··· EXERCISE INPUT

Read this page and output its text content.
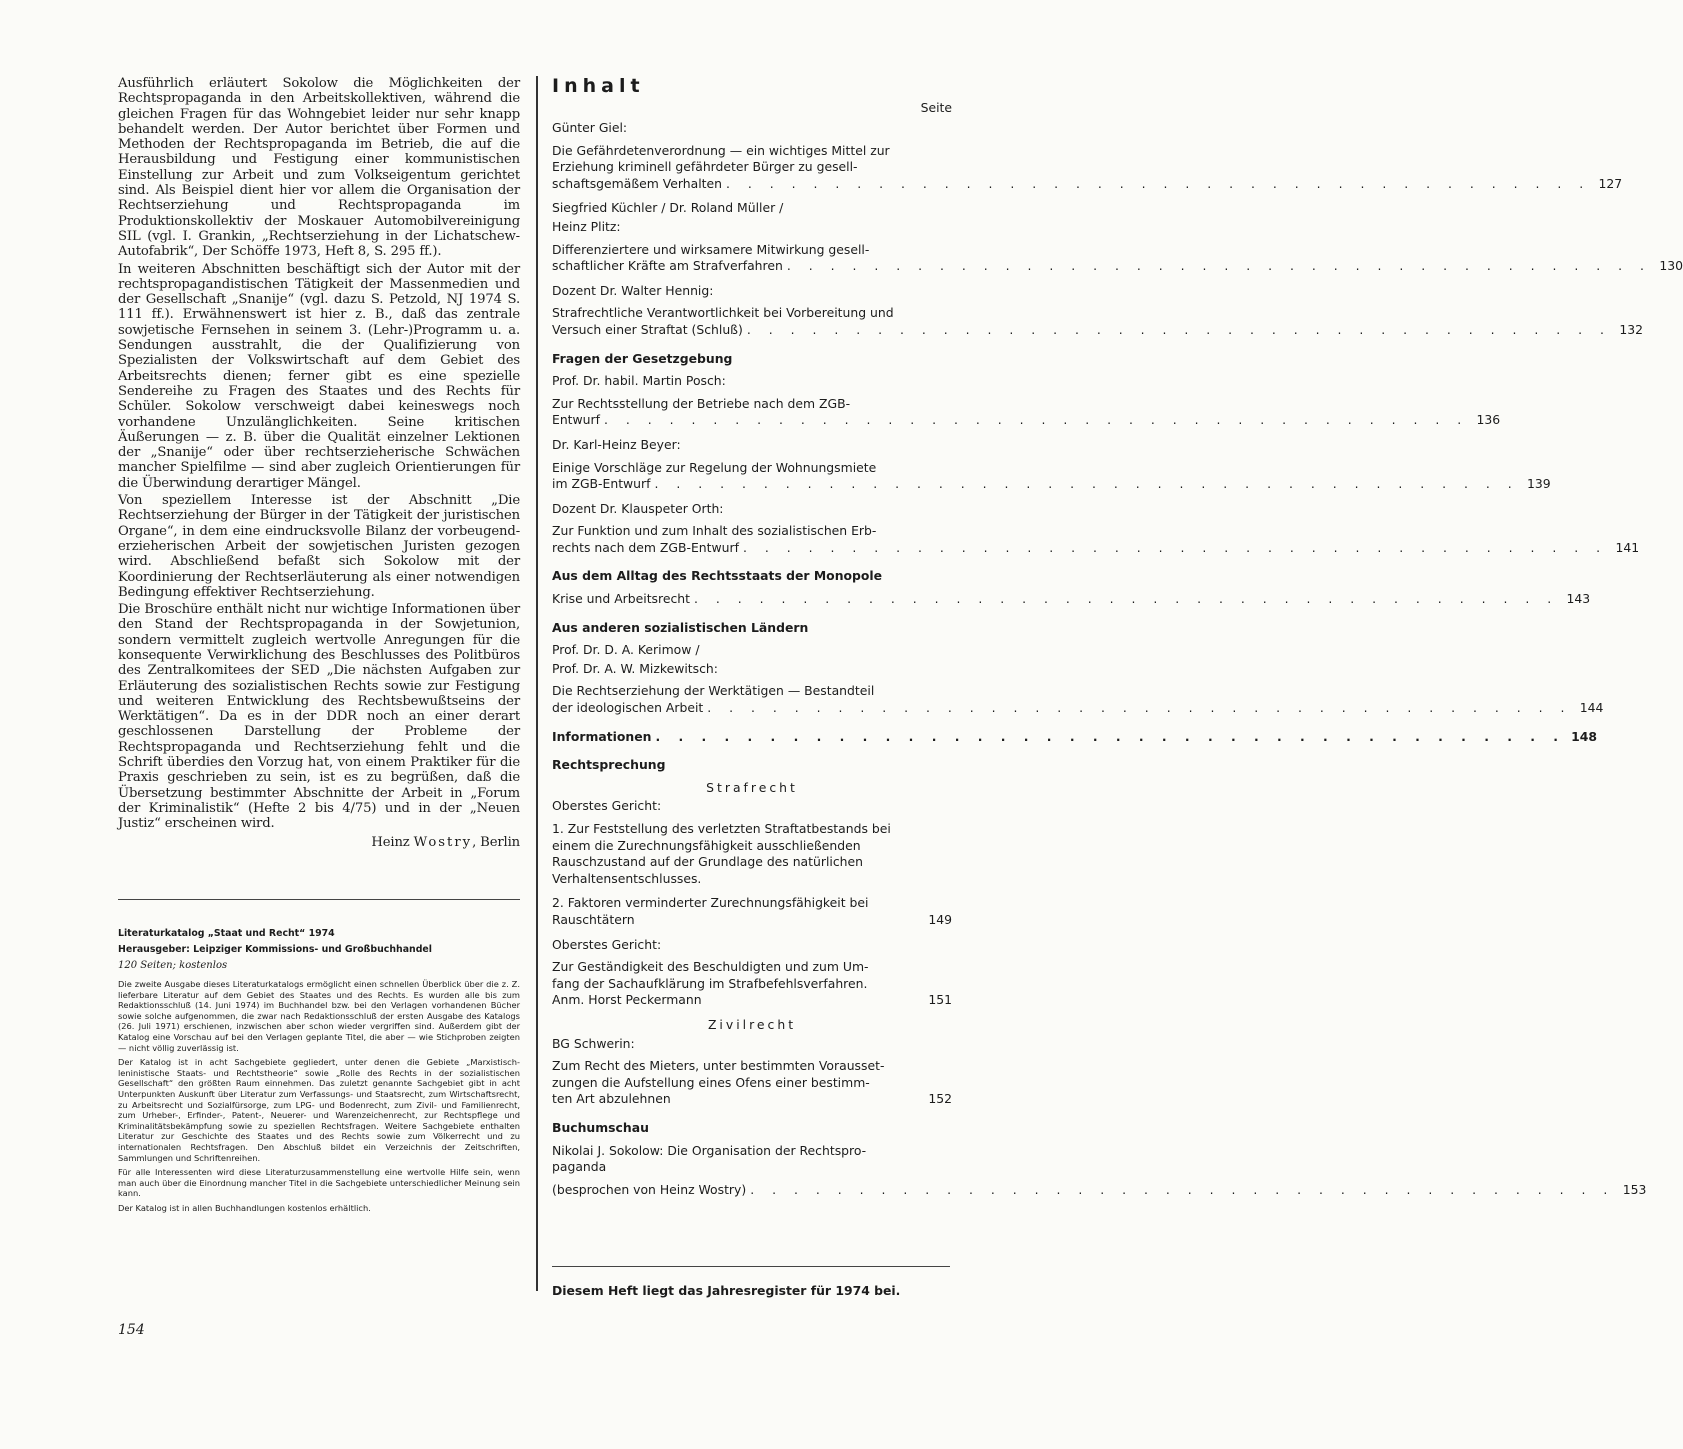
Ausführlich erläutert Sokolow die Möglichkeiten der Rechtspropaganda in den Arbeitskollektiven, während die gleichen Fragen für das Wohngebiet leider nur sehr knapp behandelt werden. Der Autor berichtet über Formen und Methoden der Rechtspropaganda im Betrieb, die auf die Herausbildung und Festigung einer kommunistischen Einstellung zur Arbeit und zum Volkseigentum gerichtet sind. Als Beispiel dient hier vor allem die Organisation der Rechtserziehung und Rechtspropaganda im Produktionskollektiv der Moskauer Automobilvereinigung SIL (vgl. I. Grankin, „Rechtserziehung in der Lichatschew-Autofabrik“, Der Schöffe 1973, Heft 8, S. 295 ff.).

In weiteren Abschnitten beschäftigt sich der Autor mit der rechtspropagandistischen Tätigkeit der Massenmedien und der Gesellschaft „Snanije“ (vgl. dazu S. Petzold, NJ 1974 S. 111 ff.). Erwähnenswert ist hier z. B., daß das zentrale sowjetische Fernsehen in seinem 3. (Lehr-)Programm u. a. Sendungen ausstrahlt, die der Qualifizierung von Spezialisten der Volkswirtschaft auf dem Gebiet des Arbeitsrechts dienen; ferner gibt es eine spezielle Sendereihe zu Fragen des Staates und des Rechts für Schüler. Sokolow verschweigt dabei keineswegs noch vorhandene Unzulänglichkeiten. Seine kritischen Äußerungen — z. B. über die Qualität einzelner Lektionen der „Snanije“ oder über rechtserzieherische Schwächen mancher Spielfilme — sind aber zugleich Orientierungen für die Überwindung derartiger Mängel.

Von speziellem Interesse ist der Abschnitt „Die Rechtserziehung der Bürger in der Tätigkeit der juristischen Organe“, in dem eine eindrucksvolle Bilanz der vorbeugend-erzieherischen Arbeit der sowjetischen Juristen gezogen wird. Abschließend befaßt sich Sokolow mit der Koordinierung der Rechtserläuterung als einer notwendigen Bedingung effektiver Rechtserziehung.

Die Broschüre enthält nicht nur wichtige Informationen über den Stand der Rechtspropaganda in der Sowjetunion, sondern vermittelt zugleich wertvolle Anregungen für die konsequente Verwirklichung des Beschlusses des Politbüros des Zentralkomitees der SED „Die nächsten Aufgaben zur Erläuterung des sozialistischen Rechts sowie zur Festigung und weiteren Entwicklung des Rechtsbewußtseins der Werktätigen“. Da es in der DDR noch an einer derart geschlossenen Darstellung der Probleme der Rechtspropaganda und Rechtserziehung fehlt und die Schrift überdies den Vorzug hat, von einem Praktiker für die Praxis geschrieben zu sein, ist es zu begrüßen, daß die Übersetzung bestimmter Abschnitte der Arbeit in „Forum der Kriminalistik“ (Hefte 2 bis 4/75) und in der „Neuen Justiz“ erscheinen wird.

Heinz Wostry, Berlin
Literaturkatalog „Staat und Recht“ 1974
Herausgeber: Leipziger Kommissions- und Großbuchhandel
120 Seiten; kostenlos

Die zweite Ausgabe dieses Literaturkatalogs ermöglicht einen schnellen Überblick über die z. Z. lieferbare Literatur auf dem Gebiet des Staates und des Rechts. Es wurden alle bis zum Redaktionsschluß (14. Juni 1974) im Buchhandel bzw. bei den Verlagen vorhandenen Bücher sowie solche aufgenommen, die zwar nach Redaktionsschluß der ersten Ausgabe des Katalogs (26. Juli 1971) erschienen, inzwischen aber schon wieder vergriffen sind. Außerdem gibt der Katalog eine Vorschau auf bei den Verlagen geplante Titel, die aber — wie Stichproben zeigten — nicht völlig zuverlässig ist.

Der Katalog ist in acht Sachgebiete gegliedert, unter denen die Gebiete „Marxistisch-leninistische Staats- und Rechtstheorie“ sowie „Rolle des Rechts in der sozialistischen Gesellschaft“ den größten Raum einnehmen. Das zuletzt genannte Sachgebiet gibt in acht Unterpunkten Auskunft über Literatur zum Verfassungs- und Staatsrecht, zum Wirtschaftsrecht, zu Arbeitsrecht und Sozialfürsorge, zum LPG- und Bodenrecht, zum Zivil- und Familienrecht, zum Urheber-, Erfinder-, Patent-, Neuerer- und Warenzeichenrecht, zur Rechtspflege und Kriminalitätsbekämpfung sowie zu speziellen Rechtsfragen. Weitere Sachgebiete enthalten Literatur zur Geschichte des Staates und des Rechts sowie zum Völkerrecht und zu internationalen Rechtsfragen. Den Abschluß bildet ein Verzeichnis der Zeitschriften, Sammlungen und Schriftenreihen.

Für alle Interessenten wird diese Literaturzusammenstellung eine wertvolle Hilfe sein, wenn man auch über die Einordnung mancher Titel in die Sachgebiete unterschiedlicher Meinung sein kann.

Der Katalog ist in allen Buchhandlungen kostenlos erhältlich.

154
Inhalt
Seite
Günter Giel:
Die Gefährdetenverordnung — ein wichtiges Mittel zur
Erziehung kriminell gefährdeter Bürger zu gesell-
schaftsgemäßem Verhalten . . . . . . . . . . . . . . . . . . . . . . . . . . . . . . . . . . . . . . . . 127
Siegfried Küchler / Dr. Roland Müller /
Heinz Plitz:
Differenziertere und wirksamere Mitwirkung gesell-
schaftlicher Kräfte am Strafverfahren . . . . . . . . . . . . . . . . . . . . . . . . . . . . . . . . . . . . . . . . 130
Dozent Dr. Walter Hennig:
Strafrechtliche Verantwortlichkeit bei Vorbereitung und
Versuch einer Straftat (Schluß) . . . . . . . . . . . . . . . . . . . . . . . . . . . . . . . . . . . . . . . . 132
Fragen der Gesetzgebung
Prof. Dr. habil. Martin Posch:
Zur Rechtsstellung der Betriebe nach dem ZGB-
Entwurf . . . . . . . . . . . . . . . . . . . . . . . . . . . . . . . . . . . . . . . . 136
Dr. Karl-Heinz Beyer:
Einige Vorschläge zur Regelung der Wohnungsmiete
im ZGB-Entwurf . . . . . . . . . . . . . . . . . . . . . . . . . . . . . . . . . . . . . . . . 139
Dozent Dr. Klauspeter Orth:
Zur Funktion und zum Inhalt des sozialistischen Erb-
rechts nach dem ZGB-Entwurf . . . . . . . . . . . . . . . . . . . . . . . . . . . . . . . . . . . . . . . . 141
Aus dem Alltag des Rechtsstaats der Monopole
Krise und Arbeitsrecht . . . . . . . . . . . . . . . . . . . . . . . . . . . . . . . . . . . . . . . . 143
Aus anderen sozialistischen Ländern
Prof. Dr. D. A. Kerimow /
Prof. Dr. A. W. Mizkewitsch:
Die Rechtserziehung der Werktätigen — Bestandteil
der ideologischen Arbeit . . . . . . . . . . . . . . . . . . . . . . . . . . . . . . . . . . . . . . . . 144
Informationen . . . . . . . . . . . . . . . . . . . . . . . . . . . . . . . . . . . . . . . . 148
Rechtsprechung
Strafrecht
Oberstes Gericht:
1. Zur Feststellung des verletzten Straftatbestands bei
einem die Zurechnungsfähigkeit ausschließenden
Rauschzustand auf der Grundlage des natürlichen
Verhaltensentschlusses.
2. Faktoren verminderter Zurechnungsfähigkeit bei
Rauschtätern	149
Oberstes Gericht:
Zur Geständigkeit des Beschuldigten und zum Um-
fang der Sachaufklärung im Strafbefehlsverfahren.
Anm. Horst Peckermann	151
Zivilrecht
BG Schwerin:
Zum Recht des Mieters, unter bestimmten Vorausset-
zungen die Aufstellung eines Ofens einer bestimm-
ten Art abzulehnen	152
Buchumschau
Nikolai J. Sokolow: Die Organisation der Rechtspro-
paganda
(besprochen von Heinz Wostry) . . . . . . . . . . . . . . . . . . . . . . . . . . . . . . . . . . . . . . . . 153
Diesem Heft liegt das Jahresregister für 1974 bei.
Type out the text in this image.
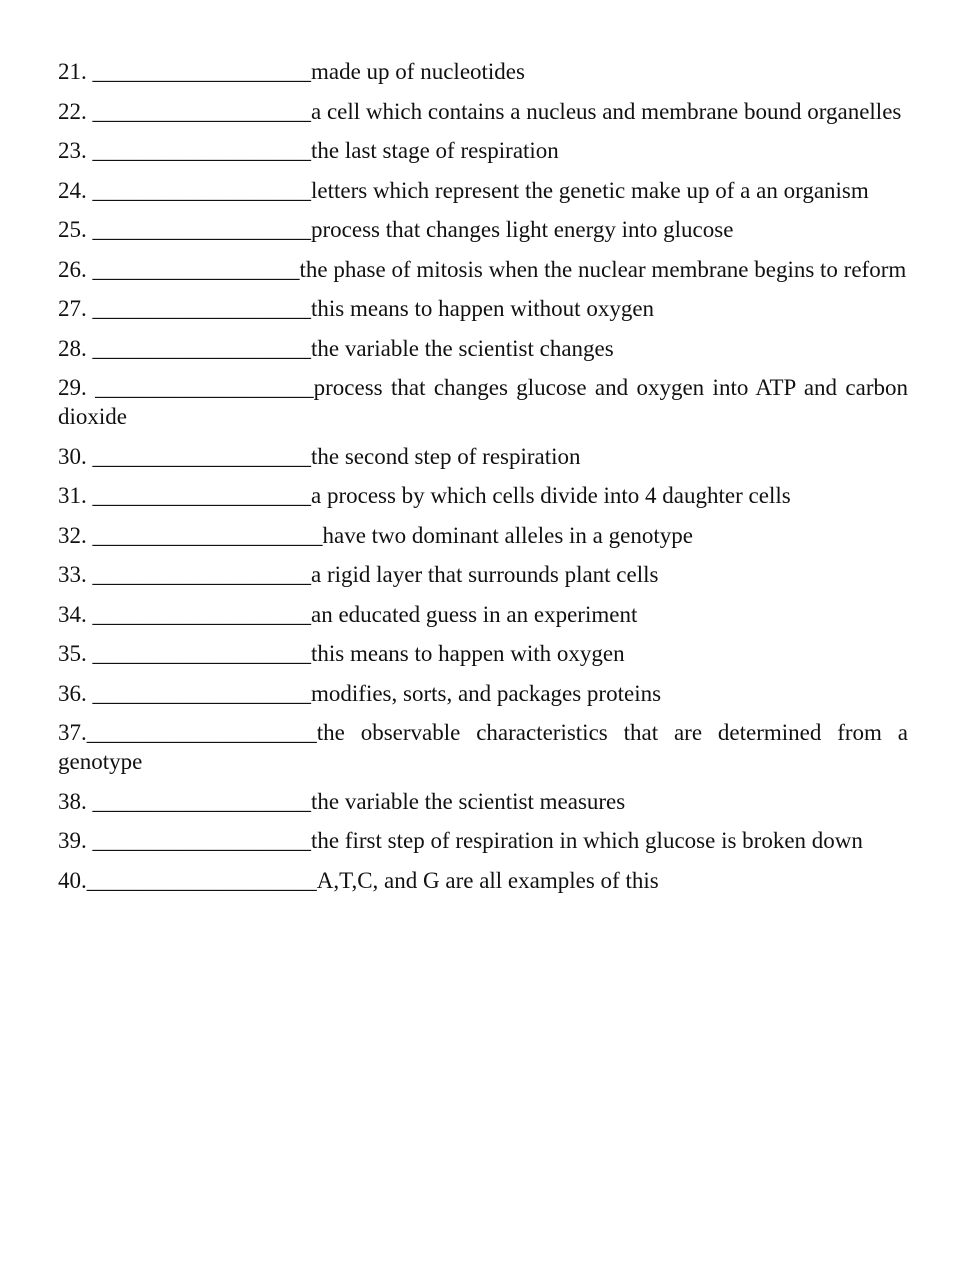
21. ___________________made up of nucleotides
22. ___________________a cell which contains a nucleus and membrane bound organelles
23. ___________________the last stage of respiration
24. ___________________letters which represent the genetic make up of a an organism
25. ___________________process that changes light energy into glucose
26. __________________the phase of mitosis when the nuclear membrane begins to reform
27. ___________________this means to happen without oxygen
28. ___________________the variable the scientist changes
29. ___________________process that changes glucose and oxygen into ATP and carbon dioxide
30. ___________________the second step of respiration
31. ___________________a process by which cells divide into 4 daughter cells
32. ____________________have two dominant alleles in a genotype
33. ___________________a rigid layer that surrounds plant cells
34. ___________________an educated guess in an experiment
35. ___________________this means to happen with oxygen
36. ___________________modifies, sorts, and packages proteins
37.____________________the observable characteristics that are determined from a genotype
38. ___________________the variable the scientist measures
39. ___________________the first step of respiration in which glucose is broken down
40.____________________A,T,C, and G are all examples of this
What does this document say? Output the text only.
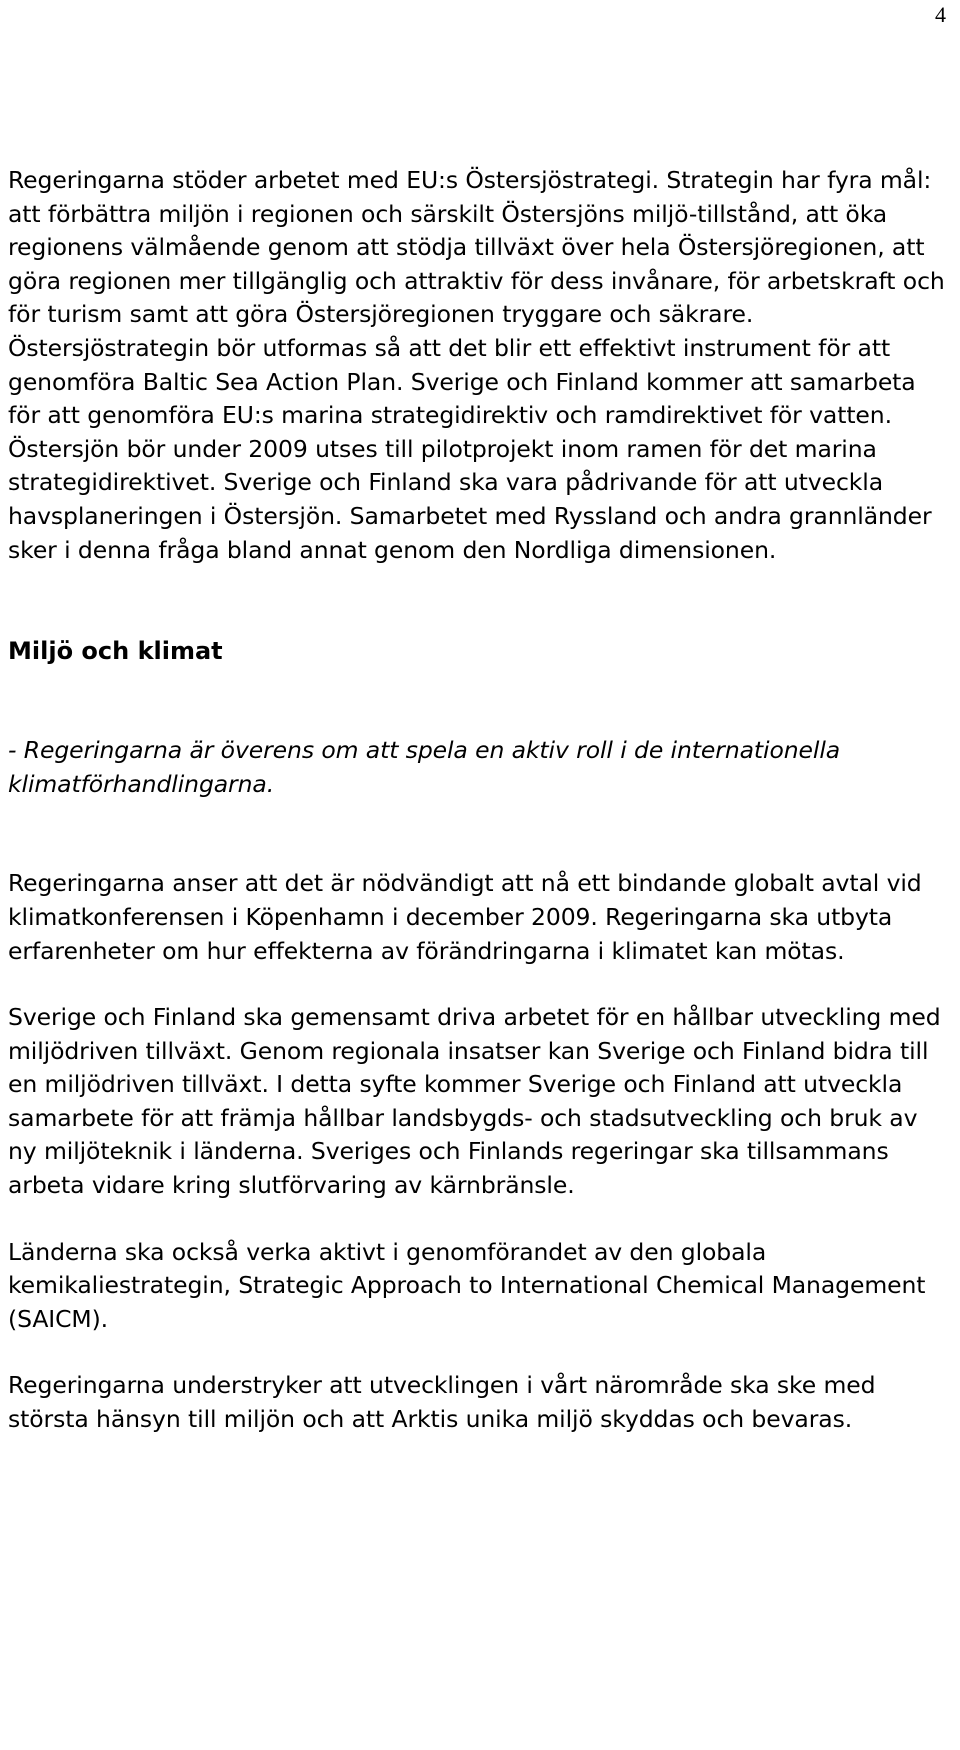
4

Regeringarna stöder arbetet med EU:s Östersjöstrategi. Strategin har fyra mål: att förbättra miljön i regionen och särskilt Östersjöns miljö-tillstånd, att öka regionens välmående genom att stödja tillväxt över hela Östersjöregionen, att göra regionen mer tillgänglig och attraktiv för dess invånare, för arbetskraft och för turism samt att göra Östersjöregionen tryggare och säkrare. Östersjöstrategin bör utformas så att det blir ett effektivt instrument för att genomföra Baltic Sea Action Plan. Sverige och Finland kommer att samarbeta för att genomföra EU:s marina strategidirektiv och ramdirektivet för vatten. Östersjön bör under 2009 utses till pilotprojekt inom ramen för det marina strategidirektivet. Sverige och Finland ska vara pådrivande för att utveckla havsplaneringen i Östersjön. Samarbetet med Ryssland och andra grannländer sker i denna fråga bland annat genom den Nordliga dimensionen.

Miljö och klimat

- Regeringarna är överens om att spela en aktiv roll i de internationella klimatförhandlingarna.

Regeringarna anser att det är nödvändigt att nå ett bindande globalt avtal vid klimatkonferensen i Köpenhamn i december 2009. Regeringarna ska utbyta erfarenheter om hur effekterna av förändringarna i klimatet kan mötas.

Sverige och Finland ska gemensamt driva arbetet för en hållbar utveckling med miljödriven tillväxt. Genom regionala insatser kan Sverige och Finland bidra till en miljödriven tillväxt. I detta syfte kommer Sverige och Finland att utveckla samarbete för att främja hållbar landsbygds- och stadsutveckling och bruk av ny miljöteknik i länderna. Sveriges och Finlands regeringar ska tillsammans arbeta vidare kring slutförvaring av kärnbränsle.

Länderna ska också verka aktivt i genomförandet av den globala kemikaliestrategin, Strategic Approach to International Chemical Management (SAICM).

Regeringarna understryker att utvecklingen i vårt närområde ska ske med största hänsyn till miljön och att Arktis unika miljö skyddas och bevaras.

······

> _DESCRIPTION OF THE TASK_: Reproduce every line in the records above that contains the word "means".

> _WORKED SOLUTION_:
27. ___________________this means to happen without oxygen
35. ___________________this means to happen with oxygen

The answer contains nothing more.